Count the lines in the data below that contain the string "Stock". Reply with only that number.
....................
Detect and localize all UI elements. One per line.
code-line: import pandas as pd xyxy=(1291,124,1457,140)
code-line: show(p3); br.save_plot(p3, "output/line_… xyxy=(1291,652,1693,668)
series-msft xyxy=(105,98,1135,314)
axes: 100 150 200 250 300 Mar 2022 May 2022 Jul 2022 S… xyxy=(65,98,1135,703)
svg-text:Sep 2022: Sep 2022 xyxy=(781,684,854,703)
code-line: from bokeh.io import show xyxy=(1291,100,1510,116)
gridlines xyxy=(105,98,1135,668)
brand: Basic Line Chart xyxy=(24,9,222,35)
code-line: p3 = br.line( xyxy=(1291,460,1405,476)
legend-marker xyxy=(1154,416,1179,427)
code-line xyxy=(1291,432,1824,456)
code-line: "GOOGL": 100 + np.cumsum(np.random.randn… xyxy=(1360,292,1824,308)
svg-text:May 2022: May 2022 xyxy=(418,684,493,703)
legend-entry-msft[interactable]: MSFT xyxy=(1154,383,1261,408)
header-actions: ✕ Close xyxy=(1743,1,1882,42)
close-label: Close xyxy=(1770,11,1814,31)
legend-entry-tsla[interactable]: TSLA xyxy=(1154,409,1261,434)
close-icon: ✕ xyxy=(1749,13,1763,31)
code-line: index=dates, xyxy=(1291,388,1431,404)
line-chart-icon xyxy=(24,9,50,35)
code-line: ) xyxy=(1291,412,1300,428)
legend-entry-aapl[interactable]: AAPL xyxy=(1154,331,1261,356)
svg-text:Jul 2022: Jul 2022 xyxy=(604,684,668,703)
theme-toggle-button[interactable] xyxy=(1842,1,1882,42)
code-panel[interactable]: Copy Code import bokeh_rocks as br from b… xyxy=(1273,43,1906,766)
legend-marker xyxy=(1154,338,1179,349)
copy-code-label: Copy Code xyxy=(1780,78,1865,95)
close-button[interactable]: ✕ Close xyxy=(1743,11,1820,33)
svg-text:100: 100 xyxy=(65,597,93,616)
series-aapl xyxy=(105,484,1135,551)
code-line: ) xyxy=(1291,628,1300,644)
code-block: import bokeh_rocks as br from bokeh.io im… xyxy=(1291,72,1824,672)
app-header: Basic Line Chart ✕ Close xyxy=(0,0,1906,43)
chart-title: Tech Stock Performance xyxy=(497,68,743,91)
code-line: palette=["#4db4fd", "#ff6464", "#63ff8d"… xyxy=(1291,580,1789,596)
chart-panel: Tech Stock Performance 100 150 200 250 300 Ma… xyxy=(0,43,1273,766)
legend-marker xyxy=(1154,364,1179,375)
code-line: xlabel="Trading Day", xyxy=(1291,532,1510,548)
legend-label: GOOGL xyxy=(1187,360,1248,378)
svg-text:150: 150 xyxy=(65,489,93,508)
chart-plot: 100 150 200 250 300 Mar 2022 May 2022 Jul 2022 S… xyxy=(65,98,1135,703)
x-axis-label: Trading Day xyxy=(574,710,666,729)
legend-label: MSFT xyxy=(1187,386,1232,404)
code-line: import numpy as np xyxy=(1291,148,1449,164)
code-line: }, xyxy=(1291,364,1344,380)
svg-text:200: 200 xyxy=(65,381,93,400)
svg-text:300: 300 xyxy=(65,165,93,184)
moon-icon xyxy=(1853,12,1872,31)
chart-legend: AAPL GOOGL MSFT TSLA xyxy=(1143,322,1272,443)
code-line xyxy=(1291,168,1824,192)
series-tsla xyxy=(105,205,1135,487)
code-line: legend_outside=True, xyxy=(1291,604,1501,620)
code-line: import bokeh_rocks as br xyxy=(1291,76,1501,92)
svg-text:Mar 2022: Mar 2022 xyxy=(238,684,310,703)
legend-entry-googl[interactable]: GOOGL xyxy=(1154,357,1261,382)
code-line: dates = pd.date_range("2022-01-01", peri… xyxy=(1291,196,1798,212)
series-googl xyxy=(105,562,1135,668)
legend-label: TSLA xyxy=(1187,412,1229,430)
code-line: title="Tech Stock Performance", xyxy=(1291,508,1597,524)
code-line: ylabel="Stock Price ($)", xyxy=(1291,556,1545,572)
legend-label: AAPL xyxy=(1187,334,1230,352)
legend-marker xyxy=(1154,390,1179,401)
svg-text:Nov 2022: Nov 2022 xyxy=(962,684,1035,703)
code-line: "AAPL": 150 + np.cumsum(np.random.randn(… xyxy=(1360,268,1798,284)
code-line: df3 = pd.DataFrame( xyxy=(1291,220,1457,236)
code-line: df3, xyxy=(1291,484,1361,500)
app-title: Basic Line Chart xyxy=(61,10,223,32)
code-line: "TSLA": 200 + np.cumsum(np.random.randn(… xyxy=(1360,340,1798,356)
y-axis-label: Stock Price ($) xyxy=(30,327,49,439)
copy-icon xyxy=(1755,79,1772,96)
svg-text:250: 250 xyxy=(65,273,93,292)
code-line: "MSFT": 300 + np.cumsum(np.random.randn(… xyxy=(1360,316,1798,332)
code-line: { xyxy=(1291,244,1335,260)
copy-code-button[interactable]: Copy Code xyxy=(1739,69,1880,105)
....................
- In response
5